§ WORK INSTRUCTIONS: Filter the entries below, keeping every line that has the word "wellbeing".

§ DATA LINES:

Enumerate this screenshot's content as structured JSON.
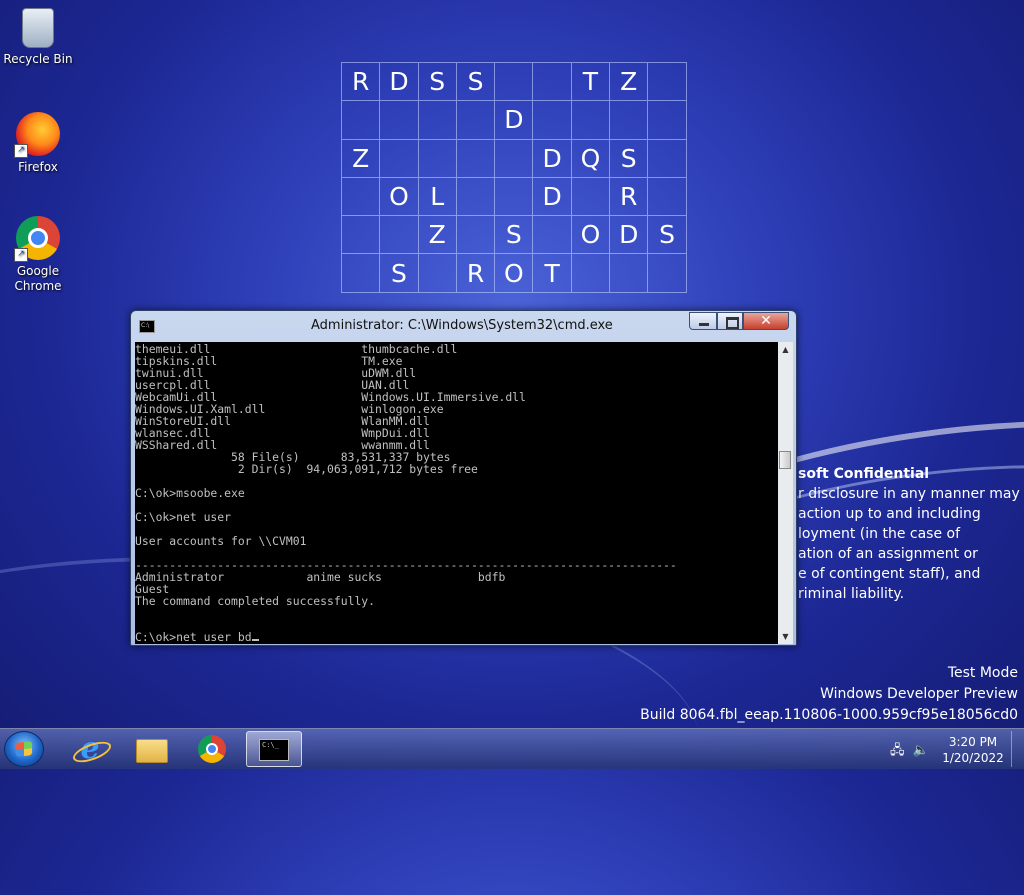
{
  "desktop_icons": [
    {
      "label": "Recycle Bin",
      "icon": "recycle-bin-icon"
    },
    {
      "label": "Firefox",
      "icon": "firefox-icon"
    },
    {
      "label": "Google Chrome",
      "icon": "chrome-icon"
    }
  ],
  "letter_grid": [
    [
      "R",
      "D",
      "S",
      "S",
      "",
      "",
      "T",
      "Z",
      ""
    ],
    [
      "",
      "",
      "",
      "",
      "D",
      "",
      "",
      "",
      ""
    ],
    [
      "Z",
      "",
      "",
      "",
      "",
      "D",
      "Q",
      "S",
      ""
    ],
    [
      "",
      "O",
      "L",
      "",
      "",
      "D",
      "",
      "R",
      ""
    ],
    [
      "",
      "",
      "Z",
      "",
      "S",
      "",
      "O",
      "D",
      "S"
    ],
    [
      "",
      "S",
      "",
      "R",
      "O",
      "T",
      "",
      "",
      ""
    ]
  ],
  "watermark": {
    "title": "soft Confidential",
    "lines": [
      "r disclosure in any manner may",
      "action up to and including",
      "loyment (in the case of",
      "ation of an assignment or",
      "e of contingent staff), and",
      "riminal liability."
    ]
  },
  "build_info": {
    "line1": "Test Mode",
    "line2": "Windows Developer Preview",
    "line3": "Build 8064.fbl_eeap.110806-1000.959cf95e18056cd0"
  },
  "cmd_window": {
    "title": "Administrator: C:\\Windows\\System32\\cmd.exe",
    "close_label": "✕",
    "console_lines": [
      "themeui.dll                      thumbcache.dll",
      "tipskins.dll                     TM.exe",
      "twinui.dll                       uDWM.dll",
      "usercpl.dll                      UAN.dll",
      "WebcamUi.dll                     Windows.UI.Immersive.dll",
      "Windows.UI.Xaml.dll              winlogon.exe",
      "WinStoreUI.dll                   WlanMM.dll",
      "wlansec.dll                      WmpDui.dll",
      "WSShared.dll                     wwanmm.dll",
      "              58 File(s)      83,531,337 bytes",
      "               2 Dir(s)  94,063,091,712 bytes free",
      "",
      "C:\\ok>msoobe.exe",
      "",
      "C:\\ok>net user",
      "",
      "User accounts for \\\\CVM01",
      "",
      "-------------------------------------------------------------------------------",
      "Administrator            anime sucks              bdfb",
      "Guest",
      "The command completed successfully.",
      "",
      ""
    ],
    "prompt_line": "C:\\ok>net user bd"
  },
  "taskbar": {
    "apps": [
      "internet-explorer",
      "file-explorer",
      "chrome",
      "command-prompt"
    ],
    "clock_time": "3:20 PM",
    "clock_date": "1/20/2022"
  }
}
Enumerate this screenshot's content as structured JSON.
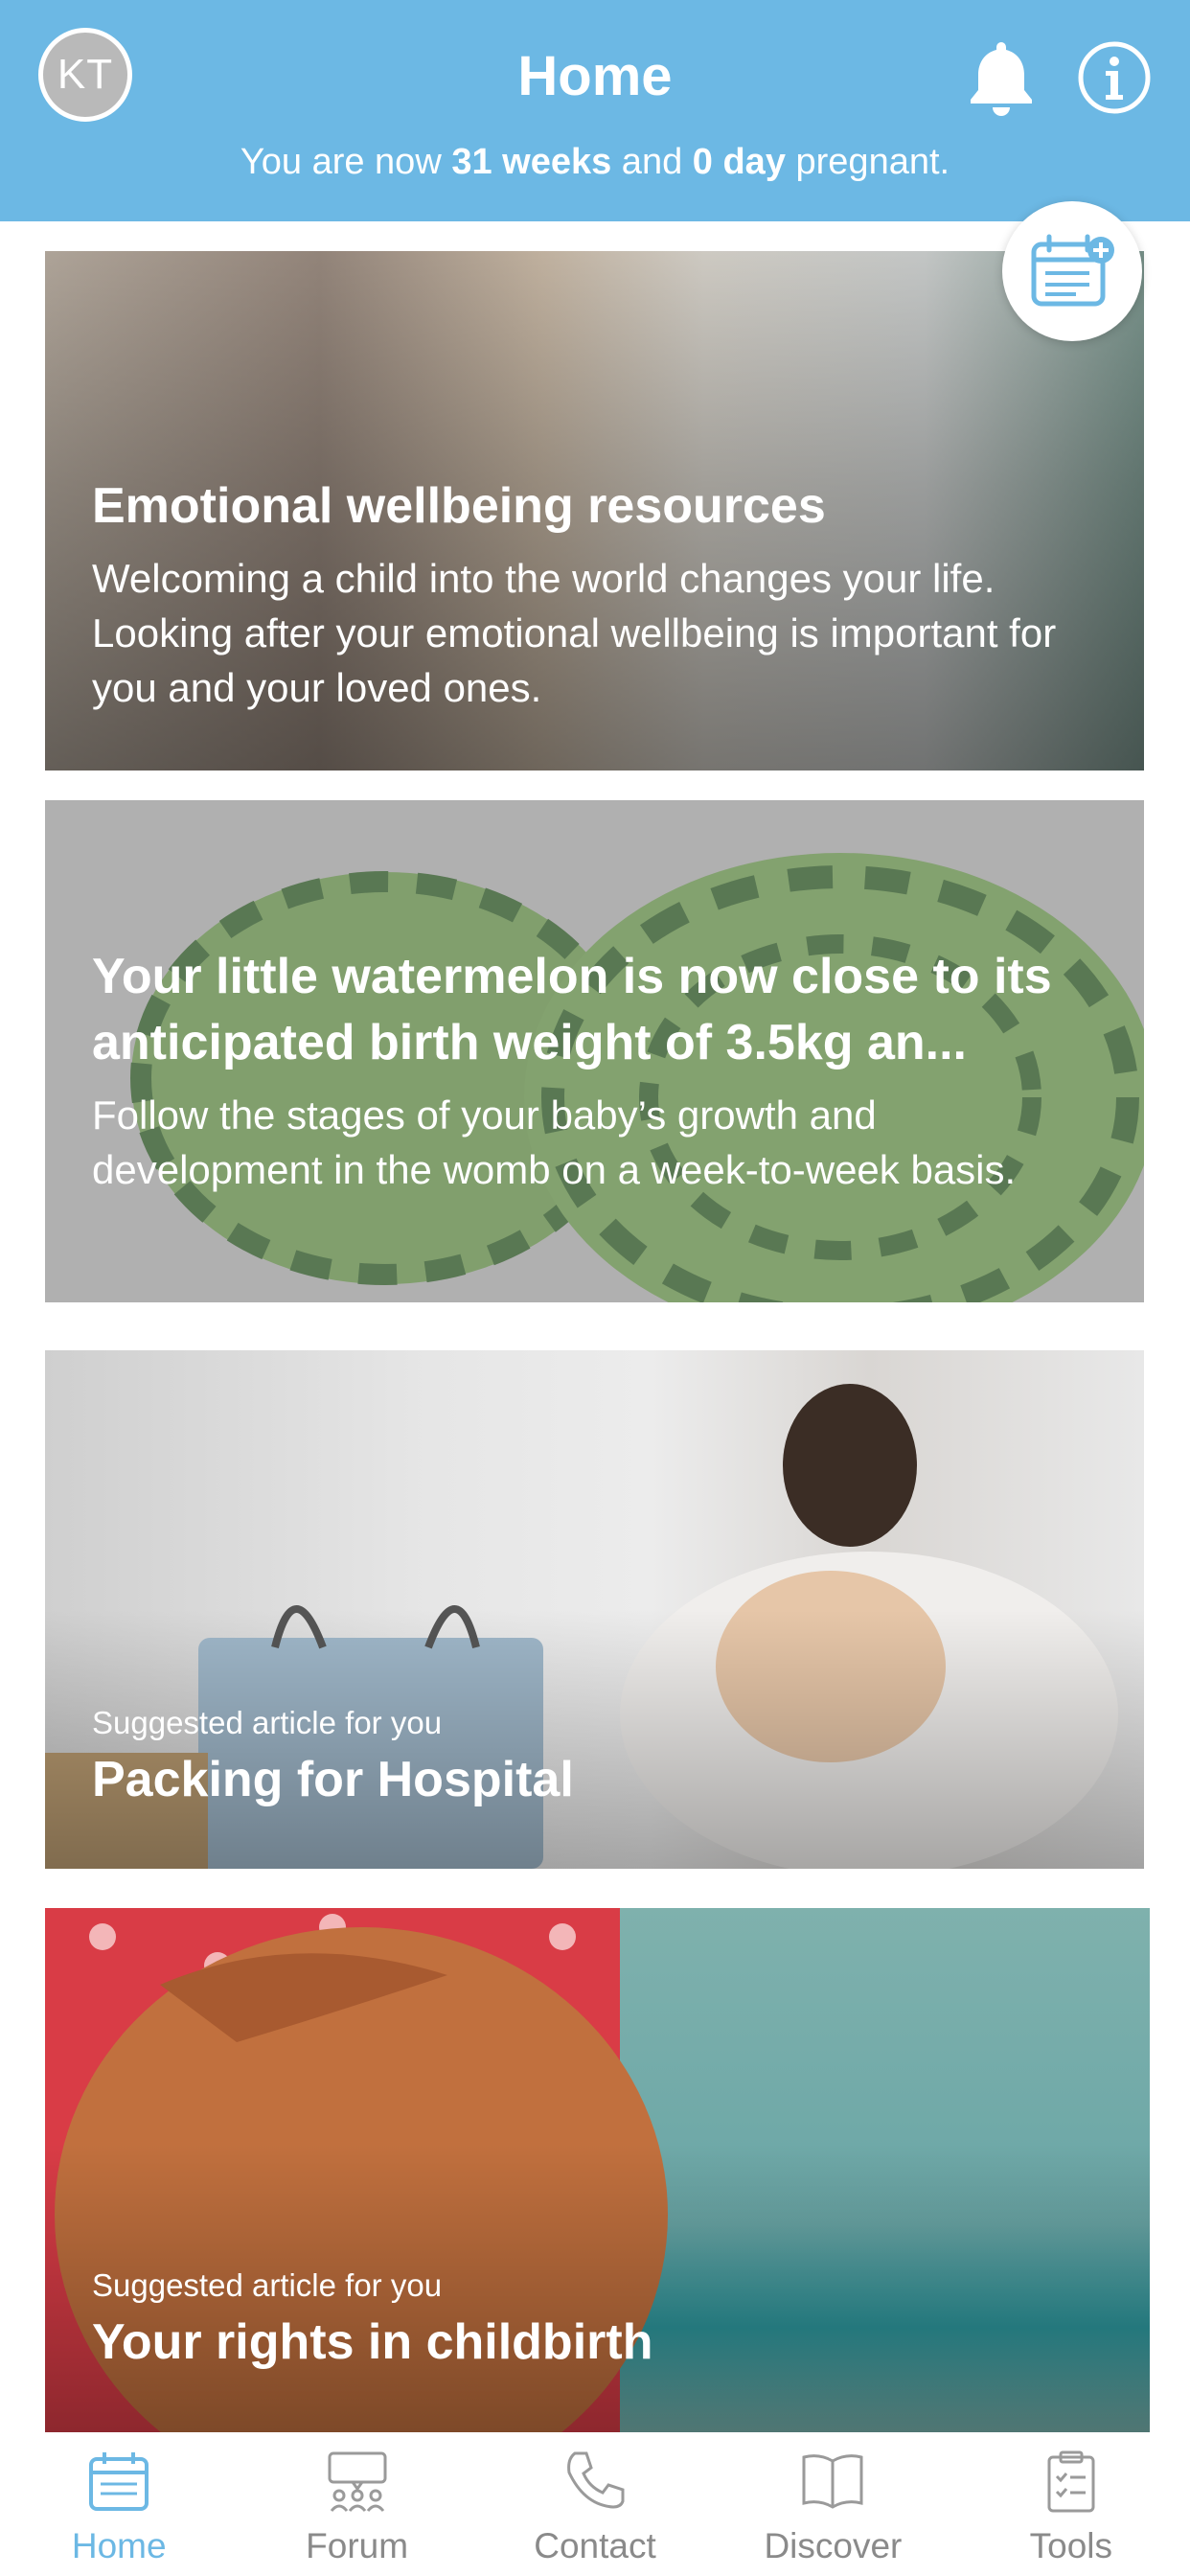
{
  "header": {
    "avatar_initials": "KT",
    "title": "Home",
    "status_prefix": "You are now ",
    "weeks": "31 weeks",
    "and_text": " and ",
    "days": "0 day",
    "status_suffix": " pregnant.",
    "bell_icon": "bell-icon",
    "info_icon": "info-icon",
    "accent_color": "#6cb8e4"
  },
  "calendar_button": {
    "icon": "calendar-add-icon"
  },
  "cards": [
    {
      "title": "Emotional wellbeing resources",
      "description": "Welcoming a child into the world changes your life. Looking after your emotional wellbeing is important for you and your loved ones."
    },
    {
      "title": "Your little watermelon is now close to its anticipated birth weight of 3.5kg an...",
      "description": "Follow the stages of your baby’s growth and development in the womb on a week-to-week basis."
    },
    {
      "label": "Suggested article for you",
      "title": "Packing for Hospital"
    },
    {
      "label": "Suggested article for you",
      "title": "Your rights in childbirth"
    }
  ],
  "tabbar": {
    "items": [
      {
        "label": "Home",
        "icon": "calendar-icon",
        "active": true
      },
      {
        "label": "Forum",
        "icon": "forum-icon"
      },
      {
        "label": "Contact",
        "icon": "phone-icon"
      },
      {
        "label": "Discover",
        "icon": "book-icon"
      },
      {
        "label": "Tools",
        "icon": "clipboard-icon"
      }
    ]
  }
}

§ WRITTEN ANSWER:
      "title": "Emotional wellbeing resources",
      "description": "Welcoming a child into the world changes your life. Looking after your emotional wellbeing is important for you and your loved ones."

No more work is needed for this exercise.